### INSTRUCTION
Set out each line from the following listing that includes the word "Gotmarstraße".

### RECORDS PROVIDED

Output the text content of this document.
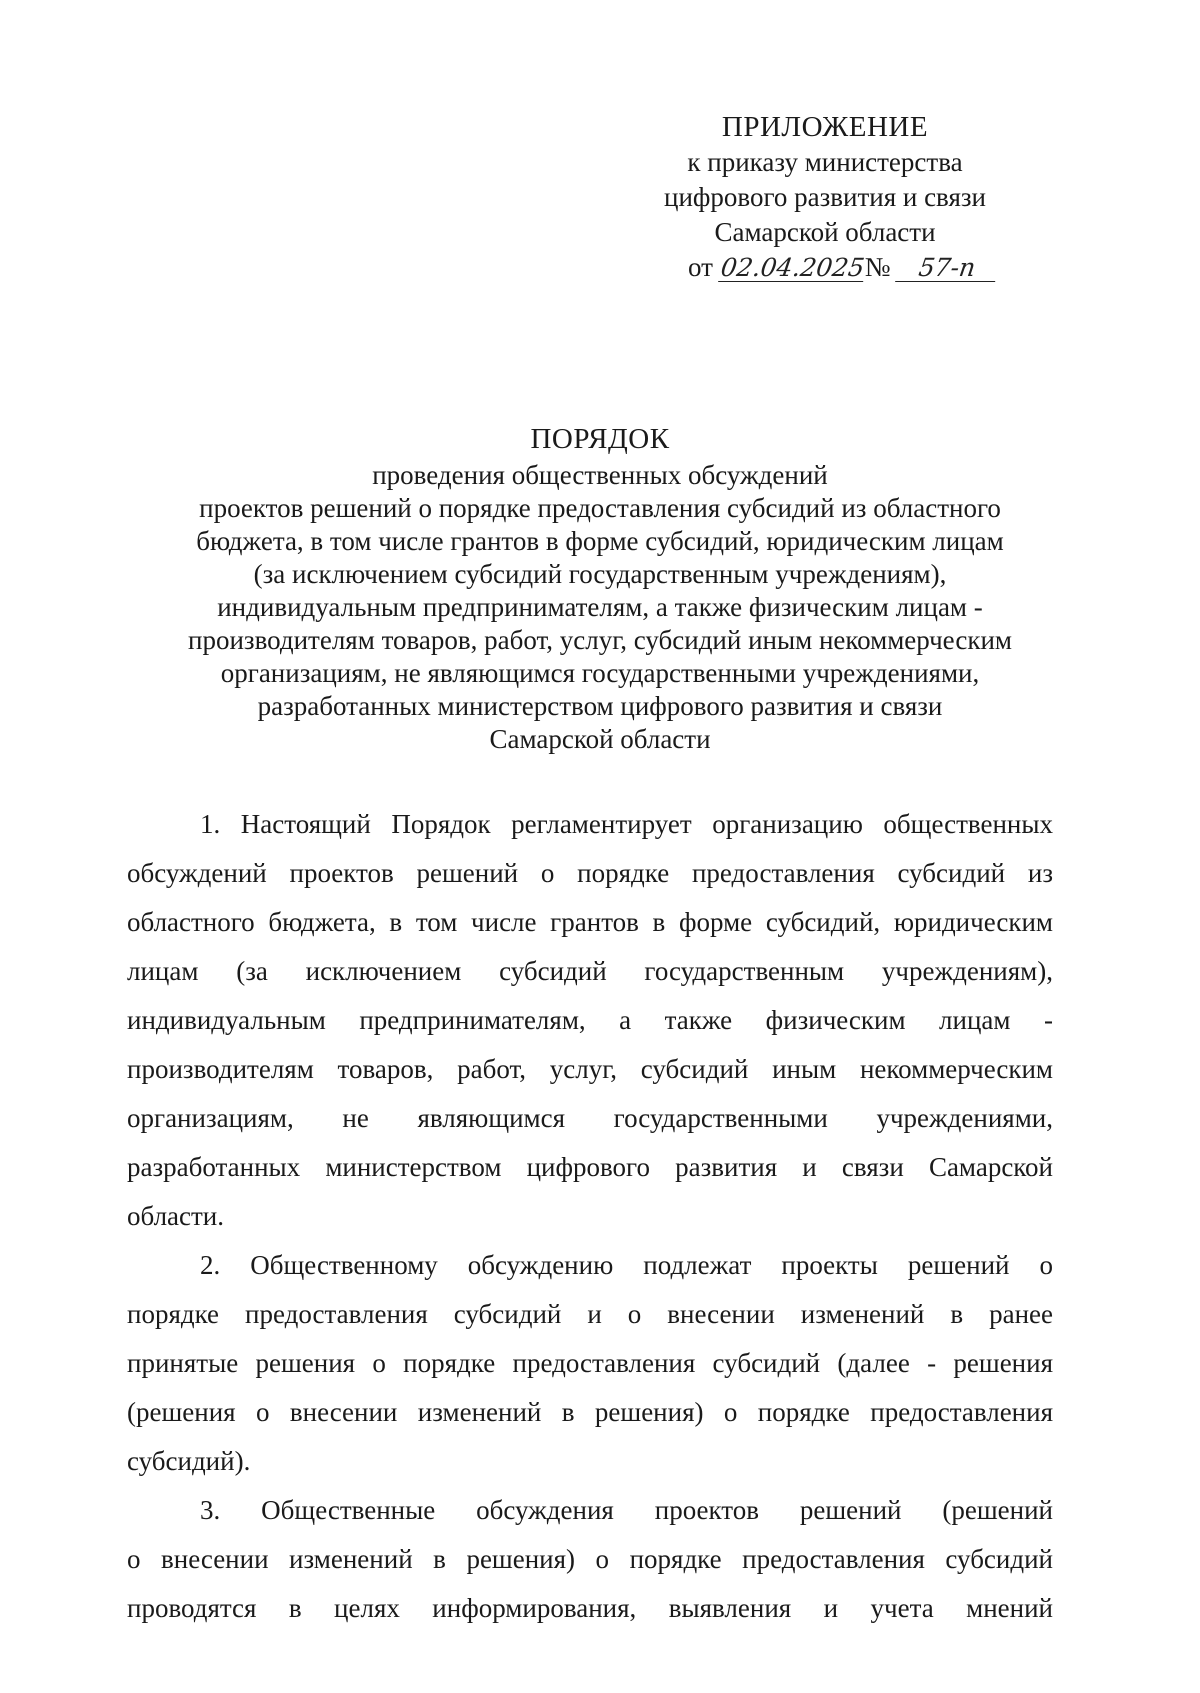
ПРИЛОЖЕНИЕ
к приказу министерства
цифрового развития и связи
Самарской области
от 02.04.2025№ 57-п
ПОРЯДОК
проведения общественных обсуждений
проектов решений о порядке предоставления субсидий из областного
бюджета, в том числе грантов в форме субсидий, юридическим лицам
(за исключением субсидий государственным учреждениям),
индивидуальным предпринимателям, а также физическим лицам -
производителям товаров, работ, услуг, субсидий иным некоммерческим
организациям, не являющимся государственными учреждениями,
разработанных министерством цифрового развития и связи
Самарской области

1. Настоящий Порядок регламентирует организацию общественных
обсуждений проектов решений о порядке предоставления субсидий из
областного бюджета, в том числе грантов в форме субсидий, юридическим
лицам (за исключением субсидий государственным учреждениям),
индивидуальным предпринимателям, а также физическим лицам -
производителям товаров, работ, услуг, субсидий иным некоммерческим
организациям, не являющимся государственными учреждениями,
разработанных министерством цифрового развития и связи Самарской
области.

2. Общественному обсуждению подлежат проекты решений о
порядке предоставления субсидий и о внесении изменений в ранее
принятые решения о порядке предоставления субсидий (далее - решения
(решения о внесении изменений в решения) о порядке предоставления
субсидий).

3. Общественные обсуждения проектов решений (решений
о внесении изменений в решения) о порядке предоставления субсидий
проводятся в целях информирования, выявления и учета мнений
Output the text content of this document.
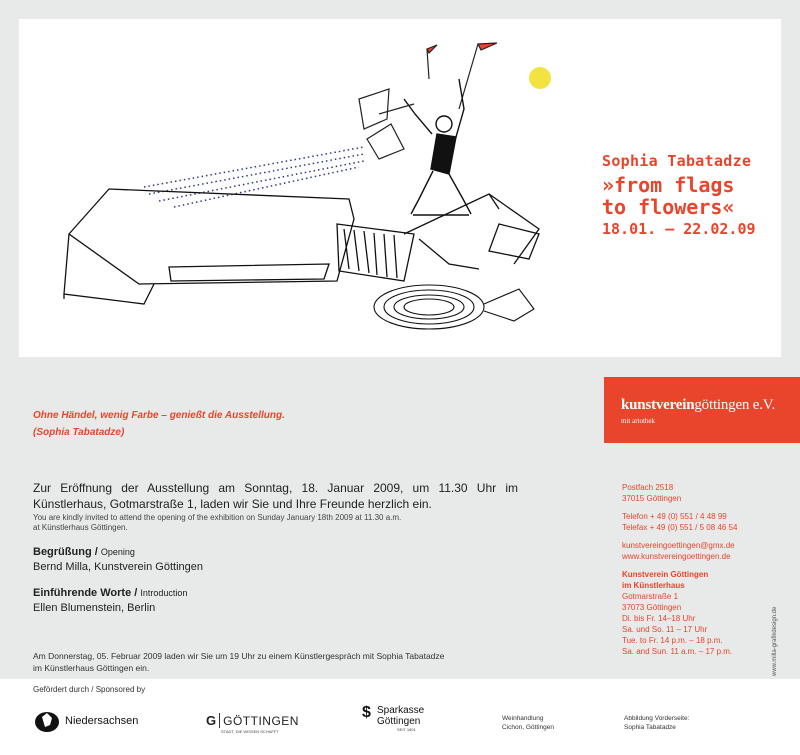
Sophia Tabatadze
»from flags
to flowers«
18.01. – 22.02.09
kunstvereingöttingen e.V.
mit artothek
Ohne Händel, wenig Farbe – genießt die Ausstellung.
(Sophia Tabatadze)
Zur Eröffnung der Ausstellung am Sonntag, 18. Januar 2009, um 11.30 Uhr im Künstlerhaus, Gotmarstraße 1, laden wir Sie und Ihre Freunde herzlich ein.
You are kindly invited to attend the opening of the exhibition on Sunday January 18th 2009 at 11.30 a.m.
at Künstlerhaus Göttingen.
Begrüßung / Opening
Bernd Milla, Kunstverein Göttingen
Einführende Worte / Introduction
Ellen Blumenstein, Berlin
Am Donnerstag, 05. Februar 2009 laden wir Sie um 19 Uhr zu einem Künstlergespräch mit Sophia Tabatadze
im Künstlerhaus Göttingen ein.
Postfach 2518
37015 Göttingen
Telefon + 49 (0) 551 / 4 48 99
Telefax + 49 (0) 551 / 5 08 46 54
kunstvereingoettingen@gmx.de
www.kunstvereingoettingen.de
Kunstverein Göttingen
im Künstlerhaus
Gotmarstraße 1
37073 Göttingen
Di. bis Fr. 14–18 Uhr
Sa. und So. 11 – 17 Uhr
Tue. to Fr. 14 p.m. – 18 p.m.
Sa. and Sun. 11 a.m. – 17 p.m.	www.milla-grafikdesign.de
Gefördert durch / Sponsored by
Niedersachsen	G GÖTTINGEN
STADT, DIE WISSEN SCHAFFT
$ Sparkasse
Göttingen
SEIT 1801
Weinhandlung
Cichon, Göttingen
Abbildung Vorderseite:
Sophia Tabatadze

### RESPONSE TO THE EXERCISE
Zur Eröffnung der Ausstellung am Sonntag, 18. Januar 2009, um 11.30 Uhr im Künstlerhaus, Gotmarstraße 1, laden wir Sie und Ihre Freunde herzlich ein.
Gotmarstraße 1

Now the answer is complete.